## Begin

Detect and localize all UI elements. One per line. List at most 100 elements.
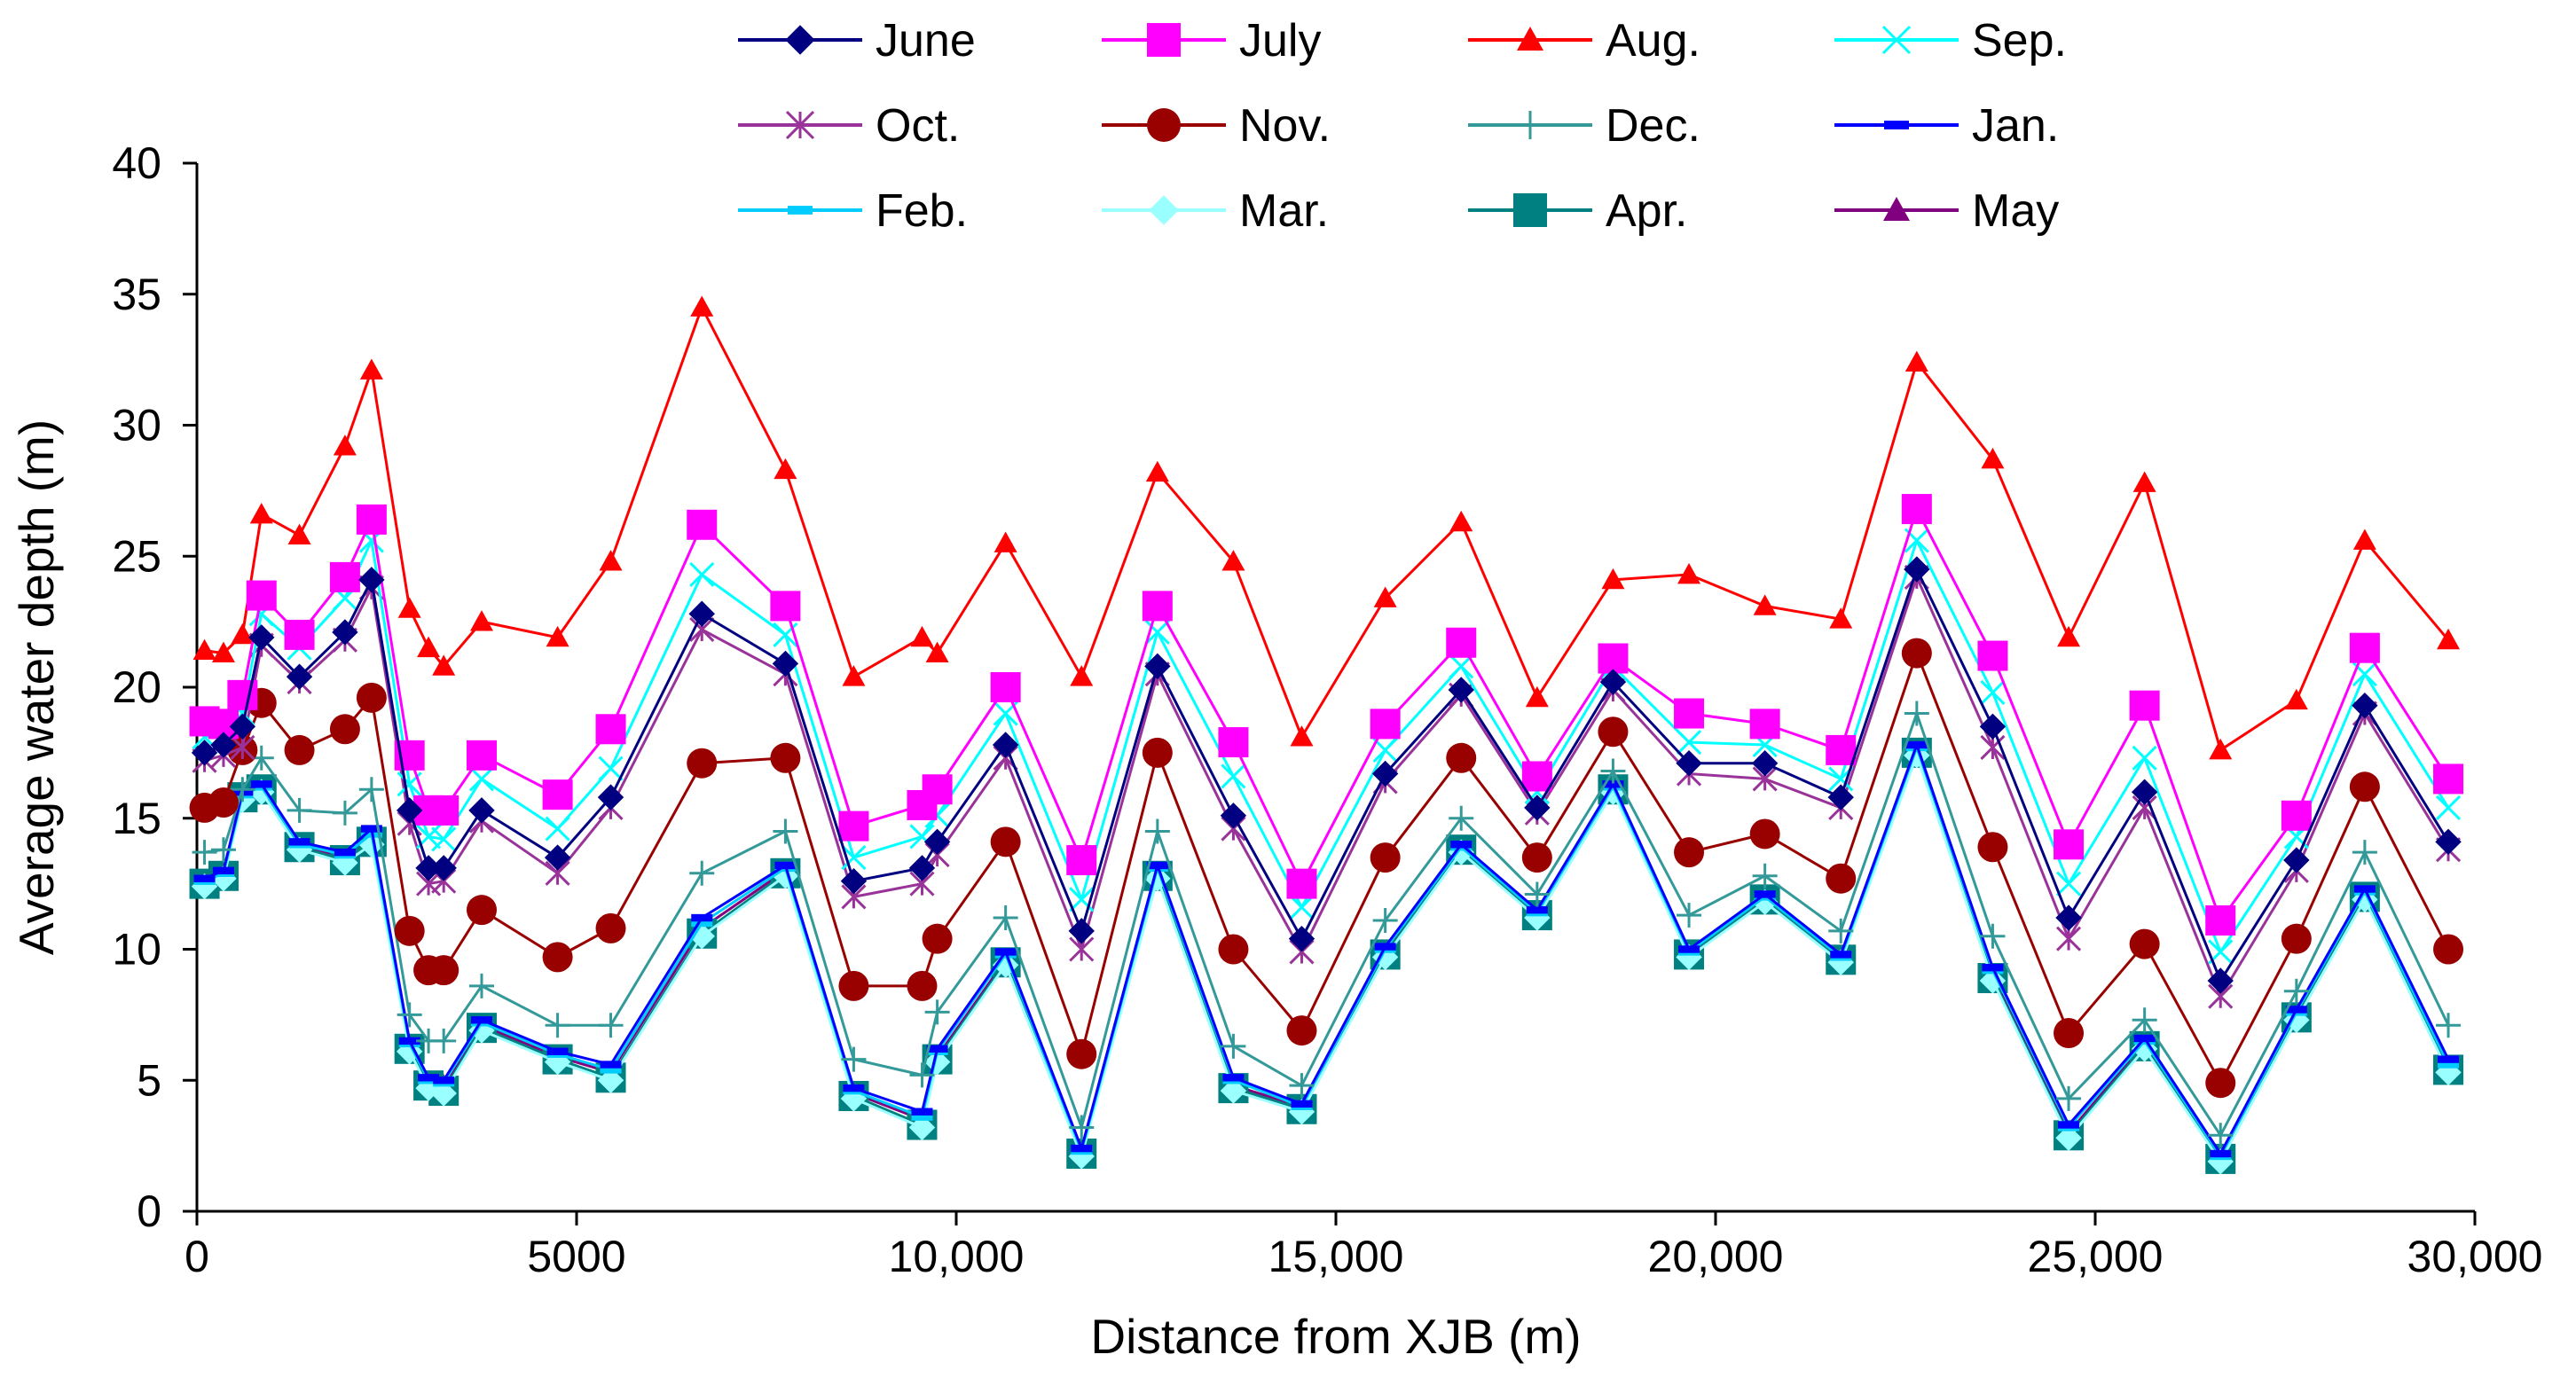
data-point-dec	[1904, 701, 1929, 726]
data-point-sep	[1980, 679, 2006, 705]
x-tick-label: 0	[185, 1232, 209, 1281]
series-line-mar	[203, 754, 2450, 1163]
data-point-july	[1598, 643, 1629, 674]
data-point-nov	[770, 742, 801, 773]
data-point-dec	[1752, 863, 1778, 889]
data-point-dec	[358, 777, 384, 803]
data-point-sep	[431, 826, 457, 852]
data-point-feb	[911, 1113, 933, 1121]
data-point-jan	[288, 838, 310, 846]
data-point-july	[1142, 591, 1173, 622]
data-point-july	[770, 591, 801, 622]
data-point-june	[1904, 556, 1930, 583]
data-point-july	[428, 795, 459, 826]
data-point-feb	[2438, 1061, 2460, 1069]
data-point-jan	[2353, 885, 2376, 893]
data-point-june	[1220, 803, 1247, 829]
y-tick-label: 40	[112, 138, 161, 188]
data-point-sep	[1144, 619, 1170, 646]
data-point-july	[467, 740, 497, 771]
data-point-jan	[212, 866, 234, 875]
data-point-jan	[774, 861, 797, 870]
data-point-jan	[398, 1037, 420, 1045]
data-point-aug	[287, 523, 311, 545]
legend-marker-apr	[1513, 193, 1547, 227]
data-point-july	[1749, 709, 1780, 740]
data-point-nov	[2281, 923, 2312, 954]
data-point-nov	[595, 912, 626, 943]
data-point-july	[356, 504, 387, 535]
data-point-mar	[1979, 967, 2007, 994]
data-point-nov	[838, 970, 869, 1001]
data-point-nov	[1218, 934, 1249, 965]
y-tick-label: 10	[112, 925, 161, 975]
data-point-aug	[1449, 510, 1473, 532]
data-point-aug	[231, 622, 255, 645]
legend-label-apr: Apr.	[1606, 185, 1688, 237]
legend-item-oct: Oct.	[738, 100, 960, 152]
data-point-jan	[1450, 841, 1473, 849]
axes: 0 5 10 15 20 25 30 35 40 0 5000 10,000 15,000 20,000 2…	[112, 138, 2542, 1281]
data-point-nov	[2349, 771, 2380, 803]
y-tick-label: 30	[112, 401, 161, 450]
data-point-dec	[1144, 818, 1170, 844]
data-point-nov	[329, 714, 360, 745]
data-point-july	[246, 580, 277, 611]
data-point-june	[1448, 677, 1474, 703]
data-point-dec	[192, 840, 217, 865]
data-point-feb	[691, 919, 713, 928]
data-point-july	[1446, 627, 1477, 658]
data-point-jan	[250, 780, 272, 788]
data-point-july	[595, 714, 626, 745]
data-point-aug	[1829, 607, 1853, 629]
data-point-june	[332, 619, 358, 646]
data-point-dec	[2132, 1007, 2157, 1033]
data-point-nov	[1749, 818, 1780, 850]
data-point-july	[922, 774, 953, 805]
data-point-sep	[2435, 795, 2462, 820]
data-point-july	[227, 679, 258, 710]
data-point-june	[992, 732, 1019, 758]
data-point-nov	[2129, 928, 2160, 959]
legend-item-may: May	[1834, 185, 2059, 237]
data-point-jan	[2058, 1121, 2080, 1129]
data-point-july	[2129, 690, 2160, 721]
data-point-nov	[922, 923, 953, 954]
data-point-nov	[1901, 638, 1932, 669]
data-point-june	[396, 797, 423, 824]
data-point-aug	[470, 610, 493, 631]
data-point-june	[248, 624, 275, 651]
data-point-june	[2352, 692, 2378, 719]
legend-label-sep: Sep.	[1972, 15, 2067, 67]
legend-marker-aug	[1517, 27, 1543, 51]
data-point-june	[286, 663, 313, 690]
data-point-jan	[1071, 1144, 1093, 1153]
data-point-june	[597, 784, 624, 810]
data-point-sep	[598, 756, 624, 781]
data-point-aug	[1373, 586, 1397, 607]
data-point-nov	[907, 970, 938, 1001]
x-tick-label: 10,000	[889, 1232, 1025, 1281]
data-point-dec	[1828, 918, 1854, 943]
data-point-aug	[1525, 685, 1549, 708]
data-point-june	[688, 600, 715, 627]
data-point-aug	[925, 641, 949, 662]
data-point-dec	[1449, 805, 1474, 831]
data-point-dec	[993, 905, 1018, 931]
data-point-aug	[211, 641, 235, 662]
data-point-nov	[208, 787, 239, 818]
legend-marker-oct	[785, 110, 815, 140]
series-june	[191, 556, 2462, 994]
data-point-june	[229, 713, 256, 740]
series-line-jan	[203, 743, 2450, 1155]
data-point-dec	[1980, 923, 2006, 949]
legend-label-oct: Oct.	[876, 100, 960, 152]
data-point-nov	[467, 895, 497, 926]
data-point-aug	[910, 625, 934, 647]
legend-label-mar: Mar.	[1239, 185, 1329, 237]
legend-item-june: June	[738, 15, 976, 67]
legend-item-nov: Nov.	[1102, 100, 1331, 152]
legend-item-feb: Feb.	[738, 185, 968, 237]
legend-marker-jan	[1884, 121, 1909, 129]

## End

» TASK STATEMENT
Print every one of the entries above again, line for line and unchanged, but leave out the pictures.

» SOLUTION FOR THIS TASK
Detect and localize all UI elements. One per line. List at most 100 elements.
data-point-dec	[1904, 701, 1929, 726]
data-point-sep	[1980, 679, 2006, 705]
x-tick-label: 0	[185, 1232, 209, 1281]
series-line-mar	[203, 754, 2450, 1163]
data-point-july	[1598, 643, 1629, 674]
data-point-nov	[770, 742, 801, 773]
data-point-dec	[1752, 863, 1778, 889]
data-point-dec	[358, 777, 384, 803]
data-point-sep	[431, 826, 457, 852]
data-point-feb	[911, 1113, 933, 1121]
data-point-jan	[288, 838, 310, 846]
data-point-july	[1142, 591, 1173, 622]
data-point-july	[770, 591, 801, 622]
data-point-june	[1904, 556, 1930, 583]
data-point-july	[428, 795, 459, 826]
data-point-feb	[2438, 1061, 2460, 1069]
data-point-jan	[2353, 885, 2376, 893]
data-point-june	[1220, 803, 1247, 829]
y-tick-label: 40	[112, 138, 161, 188]
data-point-sep	[1144, 619, 1170, 646]
data-point-july	[467, 740, 497, 771]
data-point-jan	[212, 866, 234, 875]
data-point-jan	[774, 861, 797, 870]
data-point-jan	[398, 1037, 420, 1045]
data-point-aug	[287, 523, 311, 545]
legend-marker-apr	[1513, 193, 1547, 227]
data-point-july	[1749, 709, 1780, 740]
data-point-nov	[2281, 923, 2312, 954]
data-point-nov	[595, 912, 626, 943]
data-point-july	[356, 504, 387, 535]
data-point-mar	[1979, 967, 2007, 994]
data-point-nov	[838, 970, 869, 1001]
data-point-nov	[1218, 934, 1249, 965]
y-tick-label: 10	[112, 925, 161, 975]
data-point-aug	[1449, 510, 1473, 532]
data-point-aug	[231, 622, 255, 645]
legend-label-apr: Apr.	[1606, 185, 1688, 237]
legend-item-oct: Oct.	[738, 100, 960, 152]
data-point-jan	[1450, 841, 1473, 849]
axes: 0 5 10 15 20 25 30 35 40 0 5000 10,000 15,000 20,000 2…	[112, 138, 2542, 1281]
data-point-nov	[2349, 771, 2380, 803]
y-tick-label: 30	[112, 401, 161, 450]
data-point-dec	[1144, 818, 1170, 844]
data-point-nov	[329, 714, 360, 745]
data-point-july	[246, 580, 277, 611]
data-point-june	[1448, 677, 1474, 703]
data-point-dec	[192, 840, 217, 865]
data-point-feb	[691, 919, 713, 928]
data-point-july	[1446, 627, 1477, 658]
data-point-jan	[250, 780, 272, 788]
data-point-july	[595, 714, 626, 745]
data-point-aug	[1829, 607, 1853, 629]
data-point-june	[332, 619, 358, 646]
data-point-dec	[2132, 1007, 2157, 1033]
data-point-nov	[1749, 818, 1780, 850]
data-point-july	[922, 774, 953, 805]
data-point-sep	[2435, 795, 2462, 820]
data-point-july	[227, 679, 258, 710]
data-point-june	[992, 732, 1019, 758]
data-point-nov	[2129, 928, 2160, 959]
legend-item-may: May	[1834, 185, 2059, 237]
data-point-jan	[2058, 1121, 2080, 1129]
data-point-july	[2129, 690, 2160, 721]
data-point-nov	[922, 923, 953, 954]
data-point-nov	[1901, 638, 1932, 669]
data-point-june	[396, 797, 423, 824]
data-point-aug	[470, 610, 493, 631]
data-point-june	[248, 624, 275, 651]
data-point-june	[2352, 692, 2378, 719]
legend-label-sep: Sep.	[1972, 15, 2067, 67]
legend-marker-aug	[1517, 27, 1543, 51]
data-point-june	[286, 663, 313, 690]
data-point-jan	[1071, 1144, 1093, 1153]
data-point-june	[597, 784, 624, 810]
data-point-sep	[598, 756, 624, 781]
data-point-aug	[1373, 586, 1397, 607]
data-point-nov	[907, 970, 938, 1001]
x-tick-label: 10,000	[889, 1232, 1025, 1281]
data-point-dec	[1828, 918, 1854, 943]
data-point-aug	[1525, 685, 1549, 708]
data-point-june	[688, 600, 715, 627]
data-point-aug	[925, 641, 949, 662]
data-point-dec	[1449, 805, 1474, 831]
data-point-dec	[993, 905, 1018, 931]
data-point-aug	[211, 641, 235, 662]
data-point-nov	[208, 787, 239, 818]
legend-marker-oct	[785, 110, 815, 140]
series-june	[191, 556, 2462, 994]
data-point-june	[229, 713, 256, 740]
series-line-jan	[203, 743, 2450, 1155]
data-point-dec	[1980, 923, 2006, 949]
legend-label-oct: Oct.	[876, 100, 960, 152]
data-point-nov	[467, 895, 497, 926]
data-point-aug	[910, 625, 934, 647]
legend-label-mar: Mar.	[1239, 185, 1329, 237]
legend-item-june: June	[738, 15, 976, 67]
legend-item-nov: Nov.	[1102, 100, 1331, 152]
legend-item-feb: Feb.	[738, 185, 968, 237]
legend-marker-jan	[1884, 121, 1909, 129]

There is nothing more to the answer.